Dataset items
───
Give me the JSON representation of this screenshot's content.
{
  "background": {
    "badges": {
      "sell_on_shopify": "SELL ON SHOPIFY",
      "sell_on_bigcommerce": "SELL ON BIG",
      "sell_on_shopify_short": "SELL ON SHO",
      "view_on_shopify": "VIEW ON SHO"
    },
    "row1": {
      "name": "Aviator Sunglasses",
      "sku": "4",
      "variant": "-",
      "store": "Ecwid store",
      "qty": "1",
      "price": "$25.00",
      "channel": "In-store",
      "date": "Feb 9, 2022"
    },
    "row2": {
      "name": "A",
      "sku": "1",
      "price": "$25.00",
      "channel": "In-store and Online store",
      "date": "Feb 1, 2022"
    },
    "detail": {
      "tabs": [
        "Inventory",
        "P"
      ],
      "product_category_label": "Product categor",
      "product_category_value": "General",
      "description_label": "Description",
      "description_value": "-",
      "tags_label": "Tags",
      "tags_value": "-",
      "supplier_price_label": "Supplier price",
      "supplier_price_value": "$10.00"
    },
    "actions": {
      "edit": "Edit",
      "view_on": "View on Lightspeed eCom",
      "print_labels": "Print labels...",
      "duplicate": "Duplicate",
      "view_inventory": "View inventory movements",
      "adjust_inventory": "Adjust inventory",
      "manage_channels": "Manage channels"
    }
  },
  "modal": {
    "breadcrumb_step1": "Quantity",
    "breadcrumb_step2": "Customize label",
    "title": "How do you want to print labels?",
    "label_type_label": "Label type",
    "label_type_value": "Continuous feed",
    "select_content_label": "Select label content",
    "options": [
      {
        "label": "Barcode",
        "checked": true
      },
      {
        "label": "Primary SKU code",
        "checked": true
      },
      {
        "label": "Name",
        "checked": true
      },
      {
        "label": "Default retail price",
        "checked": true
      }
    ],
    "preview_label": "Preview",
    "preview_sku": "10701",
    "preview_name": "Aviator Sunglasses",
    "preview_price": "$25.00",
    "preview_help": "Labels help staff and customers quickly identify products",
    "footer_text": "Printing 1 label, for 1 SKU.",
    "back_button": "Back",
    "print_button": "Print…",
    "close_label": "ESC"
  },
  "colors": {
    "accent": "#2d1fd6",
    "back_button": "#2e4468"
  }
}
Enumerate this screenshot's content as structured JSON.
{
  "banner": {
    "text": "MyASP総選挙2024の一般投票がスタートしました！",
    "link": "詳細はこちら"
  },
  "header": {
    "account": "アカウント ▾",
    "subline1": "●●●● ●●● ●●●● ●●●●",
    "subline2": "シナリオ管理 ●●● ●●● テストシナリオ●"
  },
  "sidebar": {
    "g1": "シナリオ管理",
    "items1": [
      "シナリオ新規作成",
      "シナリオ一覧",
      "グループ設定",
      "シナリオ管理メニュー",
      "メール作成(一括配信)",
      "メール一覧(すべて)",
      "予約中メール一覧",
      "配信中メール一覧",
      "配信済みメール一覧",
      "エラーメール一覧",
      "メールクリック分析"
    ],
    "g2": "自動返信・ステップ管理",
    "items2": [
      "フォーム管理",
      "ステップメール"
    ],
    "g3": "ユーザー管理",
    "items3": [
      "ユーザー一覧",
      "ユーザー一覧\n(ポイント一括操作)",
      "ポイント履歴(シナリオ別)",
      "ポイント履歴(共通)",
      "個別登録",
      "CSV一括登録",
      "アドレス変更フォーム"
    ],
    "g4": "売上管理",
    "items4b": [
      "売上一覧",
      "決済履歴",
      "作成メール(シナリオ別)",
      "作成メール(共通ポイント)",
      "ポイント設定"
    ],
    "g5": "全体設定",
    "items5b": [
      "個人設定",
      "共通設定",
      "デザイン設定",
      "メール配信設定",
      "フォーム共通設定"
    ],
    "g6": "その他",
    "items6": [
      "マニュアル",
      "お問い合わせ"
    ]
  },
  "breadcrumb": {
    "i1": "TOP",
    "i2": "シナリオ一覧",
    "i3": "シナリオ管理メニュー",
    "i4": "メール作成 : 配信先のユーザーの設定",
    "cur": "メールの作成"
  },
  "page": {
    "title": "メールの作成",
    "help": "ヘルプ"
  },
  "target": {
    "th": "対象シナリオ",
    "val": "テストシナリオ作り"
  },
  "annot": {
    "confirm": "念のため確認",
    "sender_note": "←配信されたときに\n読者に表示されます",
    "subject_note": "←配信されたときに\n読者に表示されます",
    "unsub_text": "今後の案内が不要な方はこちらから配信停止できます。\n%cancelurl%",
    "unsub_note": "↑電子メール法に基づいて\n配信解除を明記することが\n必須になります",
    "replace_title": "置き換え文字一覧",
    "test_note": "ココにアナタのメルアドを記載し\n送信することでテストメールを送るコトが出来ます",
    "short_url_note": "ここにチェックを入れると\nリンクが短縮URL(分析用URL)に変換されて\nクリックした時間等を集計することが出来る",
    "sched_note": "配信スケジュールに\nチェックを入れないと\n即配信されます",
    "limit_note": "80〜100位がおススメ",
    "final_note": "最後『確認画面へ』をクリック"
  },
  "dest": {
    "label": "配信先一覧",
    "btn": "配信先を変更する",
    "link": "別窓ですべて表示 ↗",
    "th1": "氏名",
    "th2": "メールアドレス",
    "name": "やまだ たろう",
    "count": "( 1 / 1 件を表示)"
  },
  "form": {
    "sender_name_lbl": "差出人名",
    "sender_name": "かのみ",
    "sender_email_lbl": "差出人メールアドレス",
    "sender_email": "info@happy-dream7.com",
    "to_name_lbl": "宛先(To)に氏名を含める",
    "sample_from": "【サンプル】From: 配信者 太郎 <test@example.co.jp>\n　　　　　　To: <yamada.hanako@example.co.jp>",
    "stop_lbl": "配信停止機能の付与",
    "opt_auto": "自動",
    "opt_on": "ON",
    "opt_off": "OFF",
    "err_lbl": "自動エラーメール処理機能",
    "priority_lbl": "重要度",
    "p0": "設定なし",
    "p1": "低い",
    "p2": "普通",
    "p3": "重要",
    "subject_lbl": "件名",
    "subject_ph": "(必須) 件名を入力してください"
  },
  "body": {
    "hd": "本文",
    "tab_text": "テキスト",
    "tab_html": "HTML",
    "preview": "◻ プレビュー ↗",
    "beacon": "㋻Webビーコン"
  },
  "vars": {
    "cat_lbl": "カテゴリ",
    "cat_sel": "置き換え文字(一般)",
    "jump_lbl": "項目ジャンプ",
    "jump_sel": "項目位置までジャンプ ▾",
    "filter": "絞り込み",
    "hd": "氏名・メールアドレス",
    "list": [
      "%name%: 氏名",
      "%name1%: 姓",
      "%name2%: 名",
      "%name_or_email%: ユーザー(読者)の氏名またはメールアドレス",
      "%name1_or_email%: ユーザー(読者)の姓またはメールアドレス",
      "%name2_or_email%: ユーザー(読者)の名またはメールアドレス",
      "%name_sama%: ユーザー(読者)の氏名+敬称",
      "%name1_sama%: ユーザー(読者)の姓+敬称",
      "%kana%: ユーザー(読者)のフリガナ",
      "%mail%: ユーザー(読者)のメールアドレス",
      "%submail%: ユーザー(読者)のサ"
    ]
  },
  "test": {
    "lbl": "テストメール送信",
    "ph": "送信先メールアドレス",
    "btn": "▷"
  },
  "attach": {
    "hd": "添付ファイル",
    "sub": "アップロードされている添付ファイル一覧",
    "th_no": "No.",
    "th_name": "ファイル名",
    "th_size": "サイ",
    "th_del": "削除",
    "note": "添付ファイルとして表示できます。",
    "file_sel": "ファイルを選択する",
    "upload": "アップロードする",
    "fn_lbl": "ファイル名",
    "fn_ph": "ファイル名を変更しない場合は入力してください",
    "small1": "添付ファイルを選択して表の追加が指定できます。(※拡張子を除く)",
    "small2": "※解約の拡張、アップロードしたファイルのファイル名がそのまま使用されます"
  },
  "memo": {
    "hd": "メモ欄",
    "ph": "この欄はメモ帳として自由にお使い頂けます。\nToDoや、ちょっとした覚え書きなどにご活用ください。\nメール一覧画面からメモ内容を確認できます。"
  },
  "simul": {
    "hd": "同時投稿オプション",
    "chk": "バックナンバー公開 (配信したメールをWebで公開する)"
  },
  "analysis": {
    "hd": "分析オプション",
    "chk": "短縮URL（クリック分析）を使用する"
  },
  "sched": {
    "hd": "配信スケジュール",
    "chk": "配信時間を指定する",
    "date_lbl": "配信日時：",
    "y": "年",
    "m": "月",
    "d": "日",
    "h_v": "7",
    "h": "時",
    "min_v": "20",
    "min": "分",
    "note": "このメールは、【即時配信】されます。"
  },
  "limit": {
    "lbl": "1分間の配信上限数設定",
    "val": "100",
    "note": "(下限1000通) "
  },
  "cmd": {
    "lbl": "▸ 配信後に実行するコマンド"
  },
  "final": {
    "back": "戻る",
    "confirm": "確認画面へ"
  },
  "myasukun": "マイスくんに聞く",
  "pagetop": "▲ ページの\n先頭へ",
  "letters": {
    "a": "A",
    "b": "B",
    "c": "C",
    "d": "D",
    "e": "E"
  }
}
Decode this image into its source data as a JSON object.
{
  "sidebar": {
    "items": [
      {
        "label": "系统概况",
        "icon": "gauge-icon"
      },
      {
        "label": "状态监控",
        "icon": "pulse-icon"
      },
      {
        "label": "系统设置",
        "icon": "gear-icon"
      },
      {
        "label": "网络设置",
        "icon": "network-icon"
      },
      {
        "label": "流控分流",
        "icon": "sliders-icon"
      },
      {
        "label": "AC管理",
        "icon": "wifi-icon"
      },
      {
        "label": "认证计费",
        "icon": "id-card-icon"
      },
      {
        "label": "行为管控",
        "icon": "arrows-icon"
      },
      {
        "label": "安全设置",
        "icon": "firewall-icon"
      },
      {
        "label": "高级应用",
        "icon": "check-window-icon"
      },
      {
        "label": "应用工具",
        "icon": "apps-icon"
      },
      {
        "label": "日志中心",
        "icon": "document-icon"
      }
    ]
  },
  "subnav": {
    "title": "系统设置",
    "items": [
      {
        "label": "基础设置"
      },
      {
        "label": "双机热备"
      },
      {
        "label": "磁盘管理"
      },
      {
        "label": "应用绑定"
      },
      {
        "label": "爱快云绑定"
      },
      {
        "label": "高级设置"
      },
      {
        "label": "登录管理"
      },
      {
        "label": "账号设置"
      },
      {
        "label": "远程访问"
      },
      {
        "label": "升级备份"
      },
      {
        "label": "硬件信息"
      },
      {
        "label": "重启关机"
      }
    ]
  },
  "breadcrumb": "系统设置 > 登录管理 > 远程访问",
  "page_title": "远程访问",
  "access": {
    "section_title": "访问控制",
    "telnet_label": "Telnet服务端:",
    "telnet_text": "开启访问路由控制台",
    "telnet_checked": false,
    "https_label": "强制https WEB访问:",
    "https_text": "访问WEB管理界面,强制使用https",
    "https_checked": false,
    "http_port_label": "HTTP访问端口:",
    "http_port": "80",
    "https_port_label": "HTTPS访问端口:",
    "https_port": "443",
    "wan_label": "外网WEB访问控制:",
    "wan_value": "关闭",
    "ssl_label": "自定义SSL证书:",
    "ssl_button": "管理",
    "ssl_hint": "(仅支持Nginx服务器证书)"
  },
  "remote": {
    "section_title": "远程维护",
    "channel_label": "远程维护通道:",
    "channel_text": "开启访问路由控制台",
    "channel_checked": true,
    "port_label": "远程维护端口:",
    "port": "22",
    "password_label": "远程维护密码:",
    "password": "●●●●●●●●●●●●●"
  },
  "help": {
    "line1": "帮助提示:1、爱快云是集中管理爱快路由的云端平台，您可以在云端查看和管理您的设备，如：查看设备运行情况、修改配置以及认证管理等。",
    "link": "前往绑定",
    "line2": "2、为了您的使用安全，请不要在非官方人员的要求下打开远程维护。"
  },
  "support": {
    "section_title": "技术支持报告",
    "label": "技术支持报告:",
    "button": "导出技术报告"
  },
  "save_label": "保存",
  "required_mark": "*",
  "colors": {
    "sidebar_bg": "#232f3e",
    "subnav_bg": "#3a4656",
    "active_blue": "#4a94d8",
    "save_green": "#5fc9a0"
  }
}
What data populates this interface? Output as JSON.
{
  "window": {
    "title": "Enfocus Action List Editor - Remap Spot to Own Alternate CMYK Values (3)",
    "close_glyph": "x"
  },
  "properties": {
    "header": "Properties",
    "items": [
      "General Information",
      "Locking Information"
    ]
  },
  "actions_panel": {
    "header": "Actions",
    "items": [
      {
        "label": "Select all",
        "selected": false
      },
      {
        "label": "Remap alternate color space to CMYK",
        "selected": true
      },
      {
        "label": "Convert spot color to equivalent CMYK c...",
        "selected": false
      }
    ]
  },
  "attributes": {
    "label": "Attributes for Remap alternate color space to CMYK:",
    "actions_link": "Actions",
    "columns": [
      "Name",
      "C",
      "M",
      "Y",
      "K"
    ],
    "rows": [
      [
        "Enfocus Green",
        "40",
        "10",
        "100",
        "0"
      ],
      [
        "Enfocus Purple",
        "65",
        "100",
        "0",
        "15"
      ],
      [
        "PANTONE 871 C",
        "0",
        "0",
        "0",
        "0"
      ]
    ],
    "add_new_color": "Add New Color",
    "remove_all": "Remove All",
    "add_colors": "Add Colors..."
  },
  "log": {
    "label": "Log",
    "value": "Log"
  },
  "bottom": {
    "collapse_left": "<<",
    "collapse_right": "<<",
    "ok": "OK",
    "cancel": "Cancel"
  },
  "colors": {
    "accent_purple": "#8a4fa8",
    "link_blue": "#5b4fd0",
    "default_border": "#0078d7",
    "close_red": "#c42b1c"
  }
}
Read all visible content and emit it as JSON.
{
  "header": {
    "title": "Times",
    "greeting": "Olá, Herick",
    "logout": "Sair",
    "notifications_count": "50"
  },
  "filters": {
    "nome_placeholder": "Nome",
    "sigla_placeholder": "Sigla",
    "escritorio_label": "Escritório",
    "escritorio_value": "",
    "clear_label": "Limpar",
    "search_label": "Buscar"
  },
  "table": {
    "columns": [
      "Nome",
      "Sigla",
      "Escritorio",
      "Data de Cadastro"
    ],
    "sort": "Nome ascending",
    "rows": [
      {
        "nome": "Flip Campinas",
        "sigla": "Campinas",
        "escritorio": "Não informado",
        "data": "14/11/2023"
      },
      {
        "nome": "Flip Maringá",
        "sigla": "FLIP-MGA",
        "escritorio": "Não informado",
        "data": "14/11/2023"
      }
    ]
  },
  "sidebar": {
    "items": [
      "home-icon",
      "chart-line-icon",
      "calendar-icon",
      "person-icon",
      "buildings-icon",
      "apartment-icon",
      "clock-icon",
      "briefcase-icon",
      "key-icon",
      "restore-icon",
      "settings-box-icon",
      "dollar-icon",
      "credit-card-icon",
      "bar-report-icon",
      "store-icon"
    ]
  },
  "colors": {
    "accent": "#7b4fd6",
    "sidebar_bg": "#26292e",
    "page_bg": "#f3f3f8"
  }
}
───
◆ WHAT YOU WILL DO
Give only the number of lines in the listing above that include the string "系统设置".

◆ CORRECT ANSWER
3